(Figure content listings)
::::::::::
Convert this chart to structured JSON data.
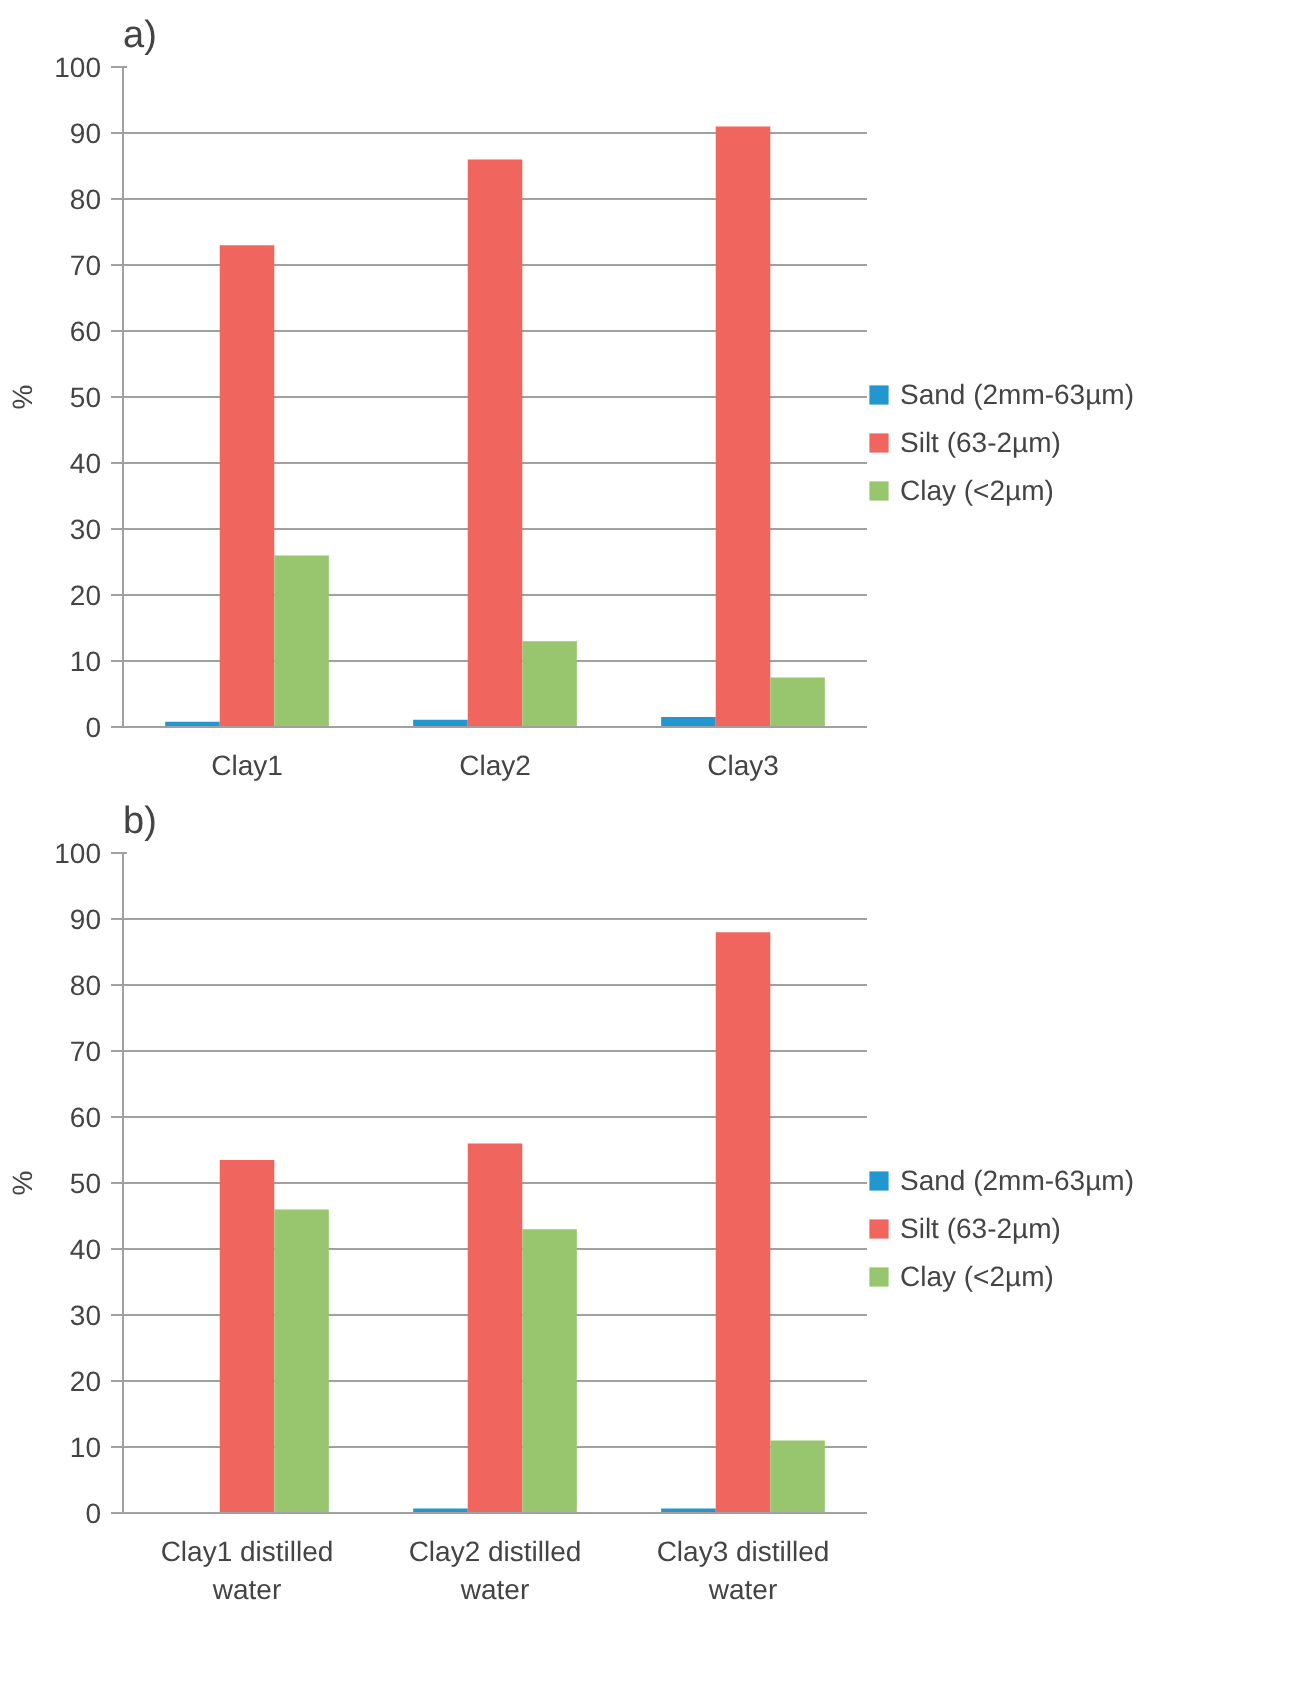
{
  "chart_data": [
    {
      "type": "bar",
      "title": "a)",
      "ylabel": "%",
      "categories": [
        "Clay1",
        "Clay2",
        "Clay3"
      ],
      "series": [
        {
          "name": "Sand (2mm-63µm)",
          "color": "#2196cf",
          "values": [
            0.8,
            1.1,
            1.5
          ]
        },
        {
          "name": "Silt (63-2µm)",
          "color": "#f0655d",
          "values": [
            73,
            86,
            91
          ]
        },
        {
          "name": "Clay (<2µm)",
          "color": "#97c66f",
          "values": [
            26,
            13,
            7.5
          ]
        }
      ],
      "ylim": [
        0,
        100
      ],
      "yticks": [
        0,
        10,
        20,
        30,
        40,
        50,
        60,
        70,
        80,
        90,
        100
      ],
      "grid": "y",
      "legend": "right"
    },
    {
      "type": "bar",
      "title": "b)",
      "ylabel": "%",
      "categories": [
        "Clay1 distilled water",
        "Clay2 distilled water",
        "Clay3 distilled water"
      ],
      "series": [
        {
          "name": "Sand (2mm-63µm)",
          "color": "#2196cf",
          "values": [
            0,
            0.7,
            0.7
          ]
        },
        {
          "name": "Silt (63-2µm)",
          "color": "#f0655d",
          "values": [
            53.5,
            56,
            88
          ]
        },
        {
          "name": "Clay (<2µm)",
          "color": "#97c66f",
          "values": [
            46,
            43,
            11
          ]
        }
      ],
      "ylim": [
        0,
        100
      ],
      "yticks": [
        0,
        10,
        20,
        30,
        40,
        50,
        60,
        70,
        80,
        90,
        100
      ],
      "grid": "y",
      "legend": "right"
    }
  ]
}
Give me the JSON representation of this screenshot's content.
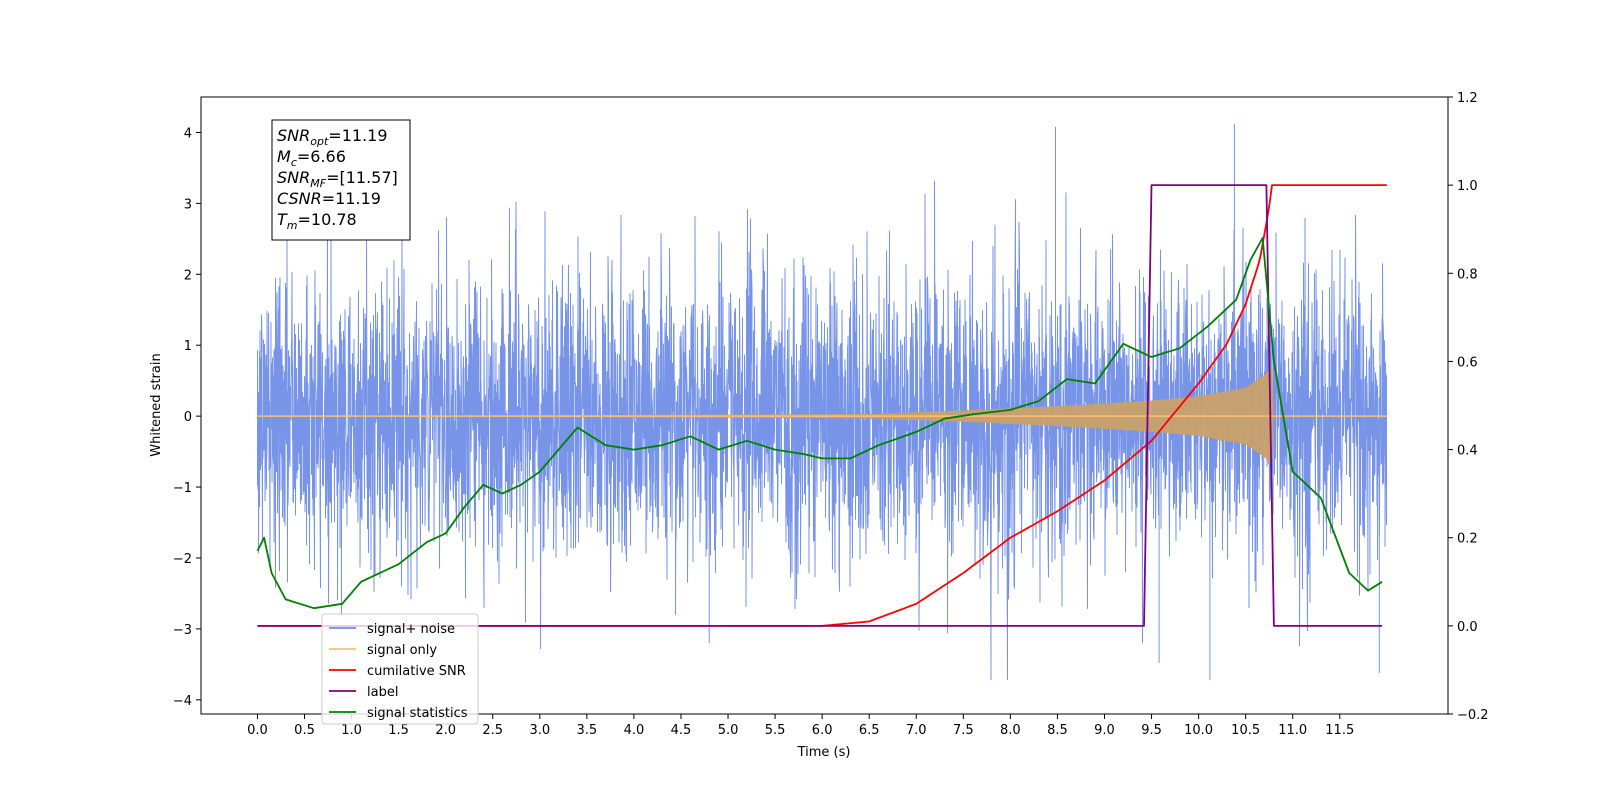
{
  "chart_data": {
    "type": "line",
    "title": "",
    "xlabel": "Time (s)",
    "ylabel": "Whitened strain",
    "xlim": [
      -0.6,
      12.65
    ],
    "ylim_left": [
      -4.2,
      4.5
    ],
    "ylim_right": [
      -0.2,
      1.2
    ],
    "x_ticks": [
      "0.0",
      "0.5",
      "1.0",
      "1.5",
      "2.0",
      "2.5",
      "3.0",
      "3.5",
      "4.0",
      "4.5",
      "5.0",
      "5.5",
      "6.0",
      "6.5",
      "7.0",
      "7.5",
      "8.0",
      "8.5",
      "9.0",
      "9.5",
      "10.0",
      "10.5",
      "11.0",
      "11.5"
    ],
    "y_ticks_left": [
      "4",
      "3",
      "2",
      "1",
      "0",
      "−1",
      "−2",
      "−3",
      "−4"
    ],
    "y_ticks_right": [
      "1.2",
      "1.0",
      "0.8",
      "0.6",
      "0.4",
      "0.2",
      "0.0",
      "−0.2"
    ],
    "grid": false,
    "legend_position": "bottom-left",
    "annotation_box": {
      "lines": [
        {
          "base": "SNR",
          "sub": "opt",
          "rest": "=11.19"
        },
        {
          "base": "M",
          "sub": "c",
          "rest": "=6.66"
        },
        {
          "base": "SNR",
          "sub": "MF",
          "rest": "=[11.57]"
        },
        {
          "base": "CSNR",
          "sub": "",
          "rest": "=11.19"
        },
        {
          "base": "T",
          "sub": "m",
          "rest": "=10.78"
        }
      ]
    },
    "legend": [
      {
        "name": "signal+ noise",
        "color": "#6b8be6"
      },
      {
        "name": "signal only",
        "color": "#ffbf70"
      },
      {
        "name": "cumilative SNR",
        "color": "#ff0000"
      },
      {
        "name": "label",
        "color": "#800080"
      },
      {
        "name": "signal statistics",
        "color": "#008000"
      }
    ],
    "series": [
      {
        "name": "signal+ noise",
        "axis": "left",
        "kind": "noise",
        "t_range": [
          0.0,
          12.0
        ],
        "band_std": 1.0,
        "peak_extremes": {
          "max": 4.12,
          "min": -3.72
        }
      },
      {
        "name": "signal only",
        "axis": "left",
        "kind": "chirp",
        "t_range": [
          0.0,
          12.0
        ],
        "merger_time": 10.78,
        "envelope": {
          "t": [
            0.0,
            6.5,
            7.5,
            8.5,
            9.5,
            10.0,
            10.5,
            10.7,
            10.78,
            10.8
          ],
          "amp": [
            0.0,
            0.03,
            0.08,
            0.14,
            0.22,
            0.28,
            0.4,
            0.58,
            0.7,
            0.0
          ]
        }
      },
      {
        "name": "cumilative SNR",
        "axis": "right",
        "x": [
          0.0,
          6.0,
          6.5,
          7.0,
          7.5,
          8.0,
          8.5,
          9.0,
          9.5,
          10.0,
          10.3,
          10.5,
          10.65,
          10.75,
          10.78,
          12.0
        ],
        "y": [
          0.0,
          0.0,
          0.01,
          0.05,
          0.12,
          0.2,
          0.26,
          0.33,
          0.42,
          0.55,
          0.64,
          0.73,
          0.83,
          0.95,
          1.0,
          1.0
        ]
      },
      {
        "name": "label",
        "axis": "right",
        "x": [
          0.0,
          9.42,
          9.5,
          10.72,
          10.8,
          11.95
        ],
        "y": [
          0.0,
          0.0,
          1.0,
          1.0,
          0.0,
          0.0
        ]
      },
      {
        "name": "signal statistics",
        "axis": "right",
        "x": [
          0.0,
          0.07,
          0.15,
          0.3,
          0.6,
          0.9,
          1.1,
          1.5,
          1.8,
          2.0,
          2.2,
          2.4,
          2.6,
          2.8,
          3.0,
          3.2,
          3.4,
          3.7,
          4.0,
          4.3,
          4.6,
          4.9,
          5.2,
          5.5,
          5.8,
          6.0,
          6.3,
          6.6,
          7.0,
          7.3,
          7.6,
          8.0,
          8.3,
          8.6,
          8.9,
          9.2,
          9.5,
          9.8,
          10.1,
          10.4,
          10.55,
          10.68,
          10.8,
          11.0,
          11.3,
          11.6,
          11.8,
          11.95
        ],
        "y": [
          0.17,
          0.2,
          0.12,
          0.06,
          0.04,
          0.05,
          0.1,
          0.14,
          0.19,
          0.21,
          0.27,
          0.32,
          0.3,
          0.32,
          0.35,
          0.4,
          0.45,
          0.41,
          0.4,
          0.41,
          0.43,
          0.4,
          0.42,
          0.4,
          0.39,
          0.38,
          0.38,
          0.41,
          0.44,
          0.47,
          0.48,
          0.49,
          0.51,
          0.56,
          0.55,
          0.64,
          0.61,
          0.63,
          0.68,
          0.74,
          0.83,
          0.88,
          0.6,
          0.35,
          0.29,
          0.12,
          0.08,
          0.1
        ]
      }
    ]
  }
}
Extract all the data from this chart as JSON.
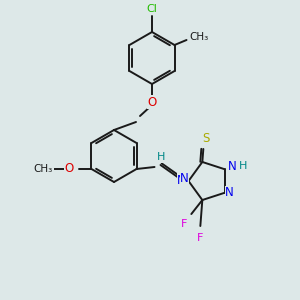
{
  "bg_color": "#dde8e8",
  "bond_color": "#1a1a1a",
  "colors": {
    "N": "#0000ee",
    "O": "#dd0000",
    "S": "#aaaa00",
    "F": "#dd00dd",
    "Cl": "#22bb00",
    "C": "#1a1a1a",
    "H": "#008888"
  },
  "figsize": [
    3.0,
    3.0
  ],
  "dpi": 100
}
::::::::::
- [EXERCISE] Report the number of lines above containing the word "water", with no other text.

- [WRITTEN SOLUTION] 3